### What needs to be done
Copy every line of the data exactly, keeping out any picture.

### Supplied entries
++++++++++++++++++++

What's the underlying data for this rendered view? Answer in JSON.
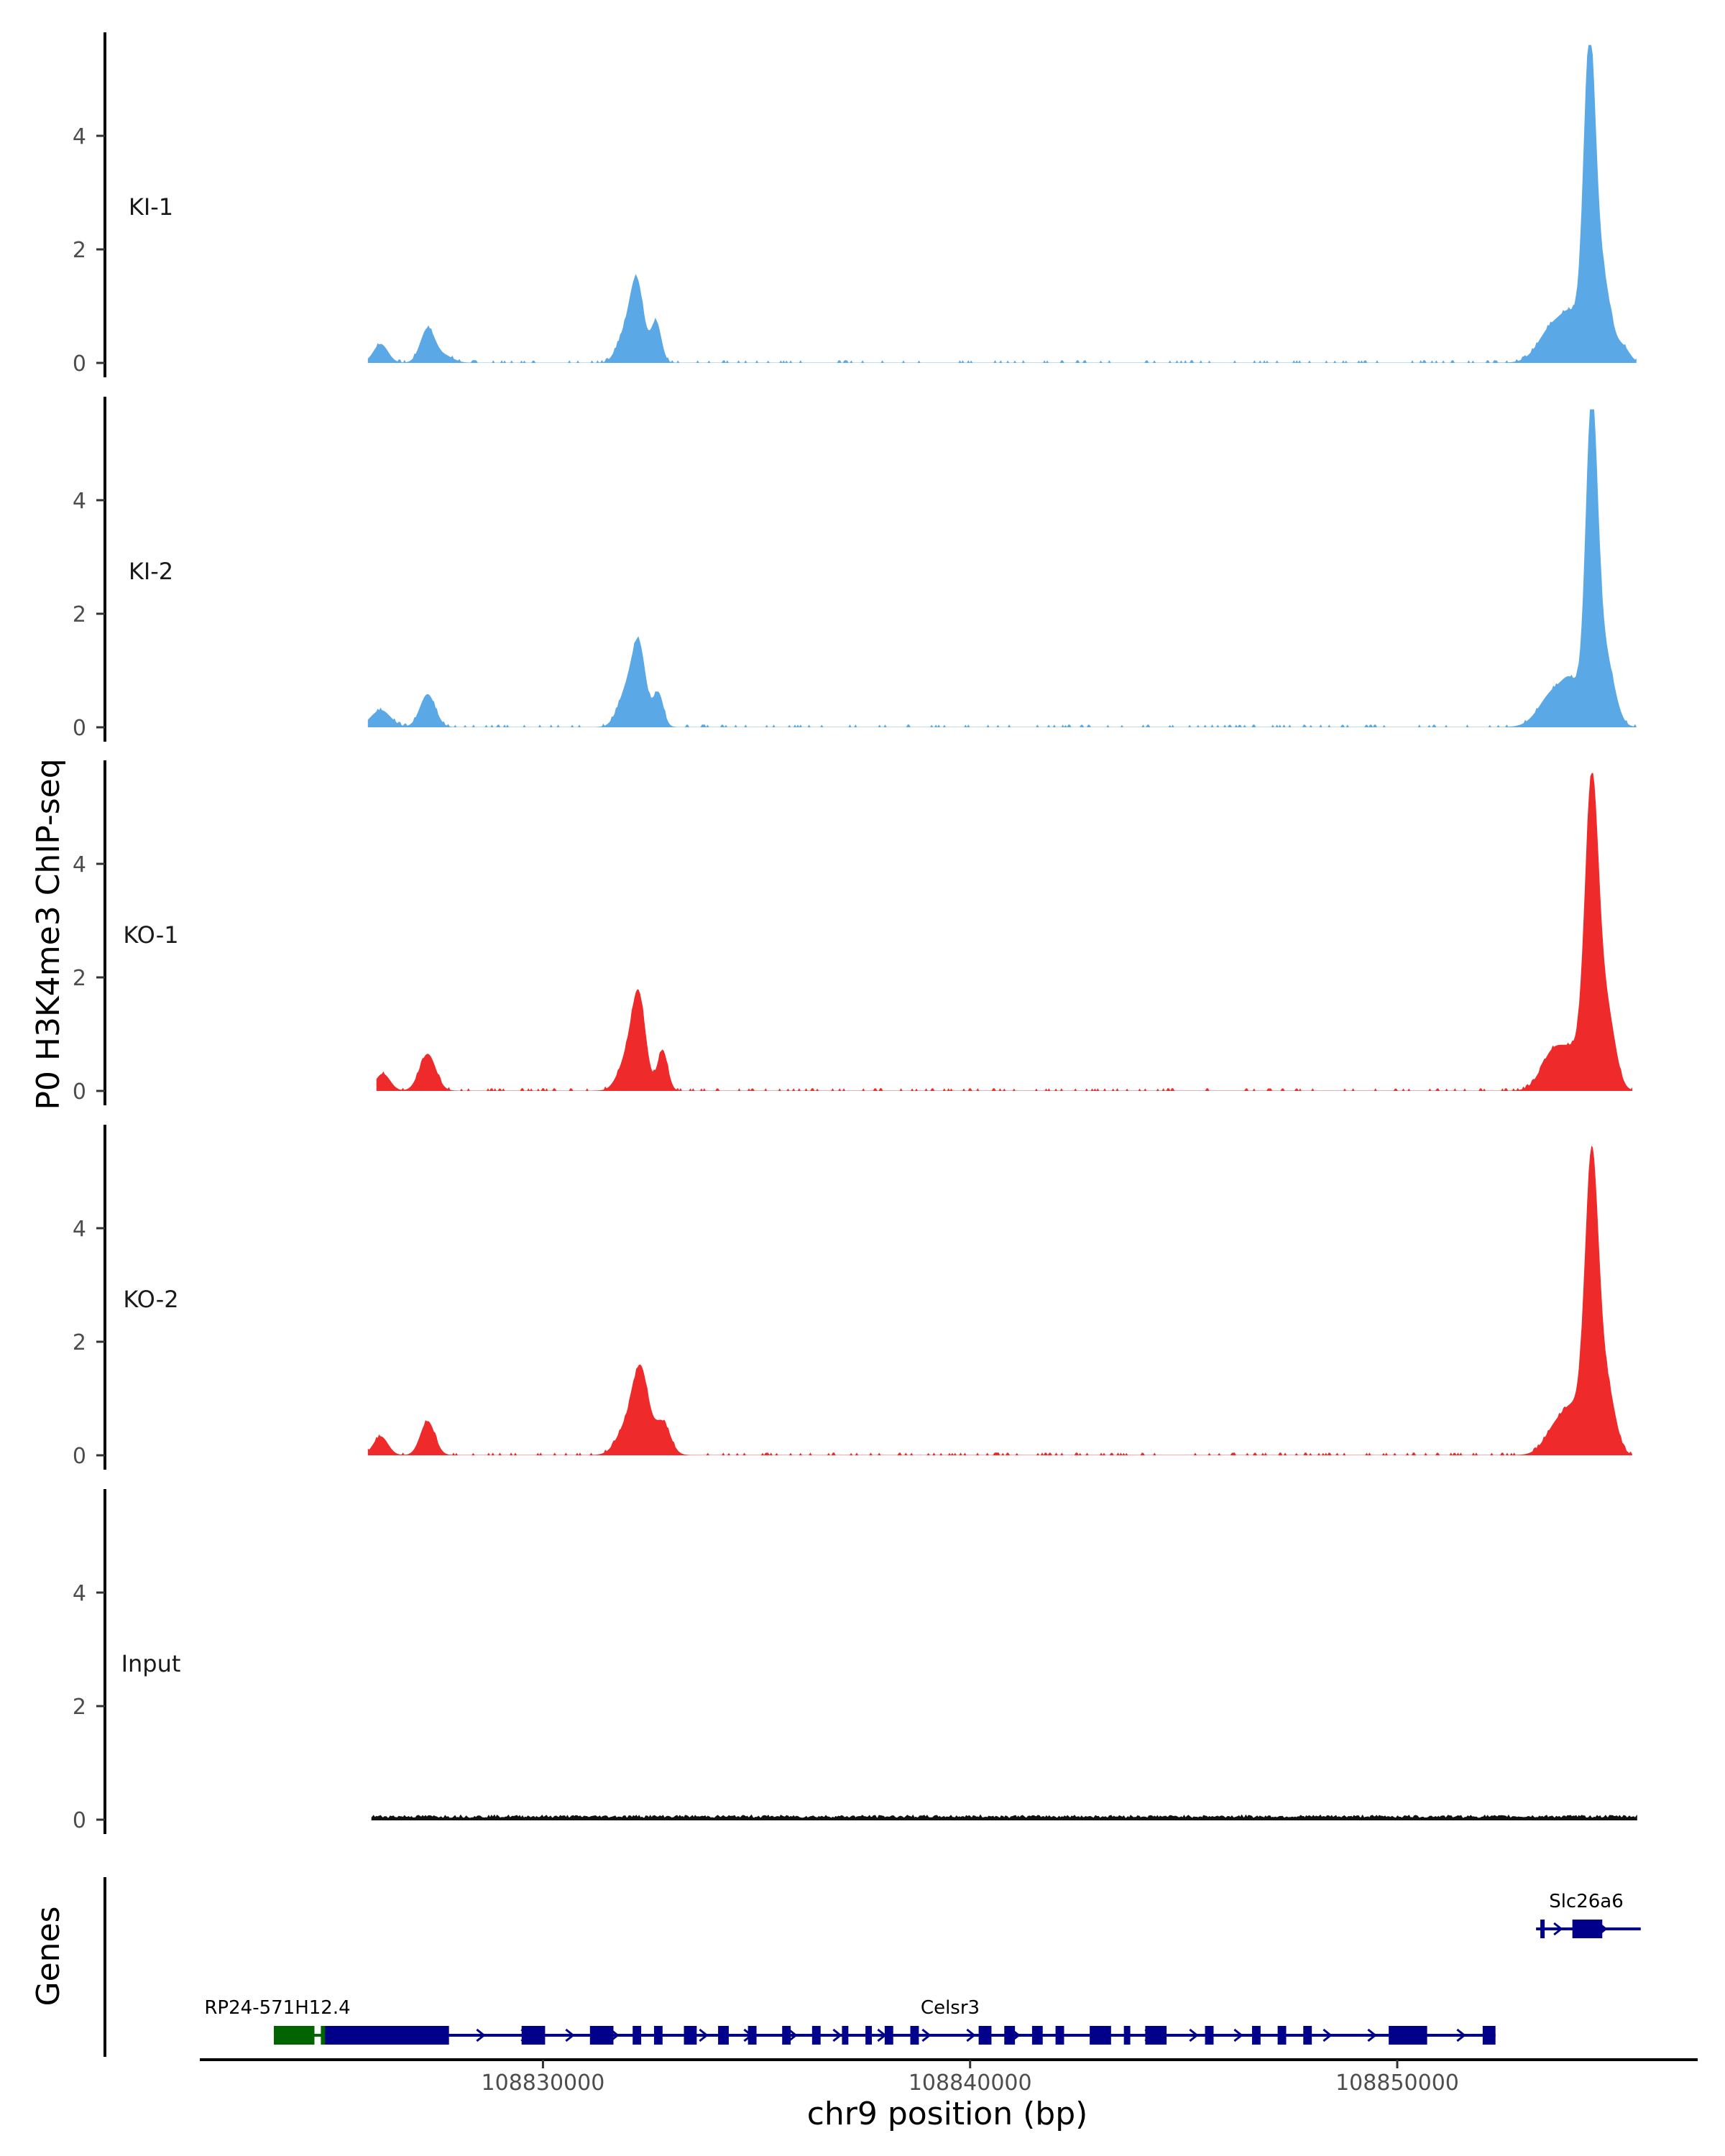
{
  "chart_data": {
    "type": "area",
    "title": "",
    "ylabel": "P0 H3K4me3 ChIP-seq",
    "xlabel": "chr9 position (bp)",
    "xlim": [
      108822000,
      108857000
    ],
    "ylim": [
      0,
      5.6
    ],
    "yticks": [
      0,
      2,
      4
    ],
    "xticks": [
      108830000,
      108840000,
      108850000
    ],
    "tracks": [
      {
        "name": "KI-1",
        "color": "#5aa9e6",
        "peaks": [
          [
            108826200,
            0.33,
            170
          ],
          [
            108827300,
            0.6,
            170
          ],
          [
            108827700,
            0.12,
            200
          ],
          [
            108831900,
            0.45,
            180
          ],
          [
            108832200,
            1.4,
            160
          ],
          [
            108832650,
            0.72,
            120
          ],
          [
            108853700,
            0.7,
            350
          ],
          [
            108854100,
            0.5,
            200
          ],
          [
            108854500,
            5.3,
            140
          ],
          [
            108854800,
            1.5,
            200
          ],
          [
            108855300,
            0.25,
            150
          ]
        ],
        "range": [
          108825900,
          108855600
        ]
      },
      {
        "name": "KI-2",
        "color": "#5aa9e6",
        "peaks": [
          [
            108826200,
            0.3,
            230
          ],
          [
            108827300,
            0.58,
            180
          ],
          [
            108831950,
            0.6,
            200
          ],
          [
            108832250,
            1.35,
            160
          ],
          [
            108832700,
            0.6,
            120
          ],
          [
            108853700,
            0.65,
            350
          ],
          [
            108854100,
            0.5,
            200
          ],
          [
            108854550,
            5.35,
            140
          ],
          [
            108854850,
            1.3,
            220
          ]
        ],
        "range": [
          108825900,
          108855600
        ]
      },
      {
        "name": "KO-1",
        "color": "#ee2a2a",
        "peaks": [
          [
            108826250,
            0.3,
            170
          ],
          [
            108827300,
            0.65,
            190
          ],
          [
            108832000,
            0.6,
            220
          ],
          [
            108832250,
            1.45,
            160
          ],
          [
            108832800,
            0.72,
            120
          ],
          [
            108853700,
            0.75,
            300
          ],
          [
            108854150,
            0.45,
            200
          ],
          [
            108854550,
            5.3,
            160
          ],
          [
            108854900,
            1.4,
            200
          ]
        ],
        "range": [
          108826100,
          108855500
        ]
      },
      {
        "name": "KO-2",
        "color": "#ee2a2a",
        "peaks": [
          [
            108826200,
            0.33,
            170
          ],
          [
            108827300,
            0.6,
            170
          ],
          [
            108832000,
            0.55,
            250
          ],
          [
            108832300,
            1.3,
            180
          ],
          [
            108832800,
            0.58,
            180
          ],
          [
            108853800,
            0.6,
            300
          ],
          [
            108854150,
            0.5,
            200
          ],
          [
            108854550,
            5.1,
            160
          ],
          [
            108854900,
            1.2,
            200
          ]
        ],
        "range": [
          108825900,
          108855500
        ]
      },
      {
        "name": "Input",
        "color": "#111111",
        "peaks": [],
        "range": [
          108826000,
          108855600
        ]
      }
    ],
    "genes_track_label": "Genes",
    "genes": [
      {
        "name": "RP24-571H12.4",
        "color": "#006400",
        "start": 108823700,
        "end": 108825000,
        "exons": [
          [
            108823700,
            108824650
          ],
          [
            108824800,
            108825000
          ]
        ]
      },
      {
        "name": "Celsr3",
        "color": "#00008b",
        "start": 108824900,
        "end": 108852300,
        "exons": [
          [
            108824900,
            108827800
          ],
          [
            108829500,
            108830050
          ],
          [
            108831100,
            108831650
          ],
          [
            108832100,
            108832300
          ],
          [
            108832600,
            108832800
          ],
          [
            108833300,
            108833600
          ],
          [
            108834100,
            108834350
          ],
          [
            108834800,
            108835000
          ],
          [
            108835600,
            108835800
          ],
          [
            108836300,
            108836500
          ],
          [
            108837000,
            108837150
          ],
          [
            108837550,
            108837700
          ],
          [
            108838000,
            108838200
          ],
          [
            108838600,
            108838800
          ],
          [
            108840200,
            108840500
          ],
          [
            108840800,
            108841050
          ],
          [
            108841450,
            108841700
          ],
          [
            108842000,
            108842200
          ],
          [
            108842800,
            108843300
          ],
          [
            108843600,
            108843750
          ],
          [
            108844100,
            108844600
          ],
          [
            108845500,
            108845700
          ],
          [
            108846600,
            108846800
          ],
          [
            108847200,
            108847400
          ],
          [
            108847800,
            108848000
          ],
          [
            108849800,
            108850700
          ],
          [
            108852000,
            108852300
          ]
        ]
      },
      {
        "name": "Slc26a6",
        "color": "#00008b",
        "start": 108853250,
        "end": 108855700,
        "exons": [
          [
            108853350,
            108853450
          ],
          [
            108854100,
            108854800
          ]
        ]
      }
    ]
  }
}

++++++++++++++++++++

### Output
What's the underlying data for this rendered view? Answer in JSON.
{
  "chart_data": {
    "type": "area",
    "title": "",
    "ylabel": "P0 H3K4me3 ChIP-seq",
    "xlabel": "chr9 position (bp)",
    "xlim": [
      108822000,
      108857000
    ],
    "ylim": [
      0,
      5.6
    ],
    "yticks": [
      0,
      2,
      4
    ],
    "xticks": [
      108830000,
      108840000,
      108850000
    ],
    "tracks": [
      {
        "name": "KI-1",
        "color": "#5aa9e6",
        "peaks": [
          [
            108826200,
            0.33,
            170
          ],
          [
            108827300,
            0.6,
            170
          ],
          [
            108827700,
            0.12,
            200
          ],
          [
            108831900,
            0.45,
            180
          ],
          [
            108832200,
            1.4,
            160
          ],
          [
            108832650,
            0.72,
            120
          ],
          [
            108853700,
            0.7,
            350
          ],
          [
            108854100,
            0.5,
            200
          ],
          [
            108854500,
            5.3,
            140
          ],
          [
            108854800,
            1.5,
            200
          ],
          [
            108855300,
            0.25,
            150
          ]
        ],
        "range": [
          108825900,
          108855600
        ]
      },
      {
        "name": "KI-2",
        "color": "#5aa9e6",
        "peaks": [
          [
            108826200,
            0.3,
            230
          ],
          [
            108827300,
            0.58,
            180
          ],
          [
            108831950,
            0.6,
            200
          ],
          [
            108832250,
            1.35,
            160
          ],
          [
            108832700,
            0.6,
            120
          ],
          [
            108853700,
            0.65,
            350
          ],
          [
            108854100,
            0.5,
            200
          ],
          [
            108854550,
            5.35,
            140
          ],
          [
            108854850,
            1.3,
            220
          ]
        ],
        "range": [
          108825900,
          108855600
        ]
      },
      {
        "name": "KO-1",
        "color": "#ee2a2a",
        "peaks": [
          [
            108826250,
            0.3,
            170
          ],
          [
            108827300,
            0.65,
            190
          ],
          [
            108832000,
            0.6,
            220
          ],
          [
            108832250,
            1.45,
            160
          ],
          [
            108832800,
            0.72,
            120
          ],
          [
            108853700,
            0.75,
            300
          ],
          [
            108854150,
            0.45,
            200
          ],
          [
            108854550,
            5.3,
            160
          ],
          [
            108854900,
            1.4,
            200
          ]
        ],
        "range": [
          108826100,
          108855500
        ]
      },
      {
        "name": "KO-2",
        "color": "#ee2a2a",
        "peaks": [
          [
            108826200,
            0.33,
            170
          ],
          [
            108827300,
            0.6,
            170
          ],
          [
            108832000,
            0.55,
            250
          ],
          [
            108832300,
            1.3,
            180
          ],
          [
            108832800,
            0.58,
            180
          ],
          [
            108853800,
            0.6,
            300
          ],
          [
            108854150,
            0.5,
            200
          ],
          [
            108854550,
            5.1,
            160
          ],
          [
            108854900,
            1.2,
            200
          ]
        ],
        "range": [
          108825900,
          108855500
        ]
      },
      {
        "name": "Input",
        "color": "#111111",
        "peaks": [],
        "range": [
          108826000,
          108855600
        ]
      }
    ],
    "genes_track_label": "Genes",
    "genes": [
      {
        "name": "RP24-571H12.4",
        "color": "#006400",
        "start": 108823700,
        "end": 108825000,
        "exons": [
          [
            108823700,
            108824650
          ],
          [
            108824800,
            108825000
          ]
        ]
      },
      {
        "name": "Celsr3",
        "color": "#00008b",
        "start": 108824900,
        "end": 108852300,
        "exons": [
          [
            108824900,
            108827800
          ],
          [
            108829500,
            108830050
          ],
          [
            108831100,
            108831650
          ],
          [
            108832100,
            108832300
          ],
          [
            108832600,
            108832800
          ],
          [
            108833300,
            108833600
          ],
          [
            108834100,
            108834350
          ],
          [
            108834800,
            108835000
          ],
          [
            108835600,
            108835800
          ],
          [
            108836300,
            108836500
          ],
          [
            108837000,
            108837150
          ],
          [
            108837550,
            108837700
          ],
          [
            108838000,
            108838200
          ],
          [
            108838600,
            108838800
          ],
          [
            108840200,
            108840500
          ],
          [
            108840800,
            108841050
          ],
          [
            108841450,
            108841700
          ],
          [
            108842000,
            108842200
          ],
          [
            108842800,
            108843300
          ],
          [
            108843600,
            108843750
          ],
          [
            108844100,
            108844600
          ],
          [
            108845500,
            108845700
          ],
          [
            108846600,
            108846800
          ],
          [
            108847200,
            108847400
          ],
          [
            108847800,
            108848000
          ],
          [
            108849800,
            108850700
          ],
          [
            108852000,
            108852300
          ]
        ]
      },
      {
        "name": "Slc26a6",
        "color": "#00008b",
        "start": 108853250,
        "end": 108855700,
        "exons": [
          [
            108853350,
            108853450
          ],
          [
            108854100,
            108854800
          ]
        ]
      }
    ]
  }
}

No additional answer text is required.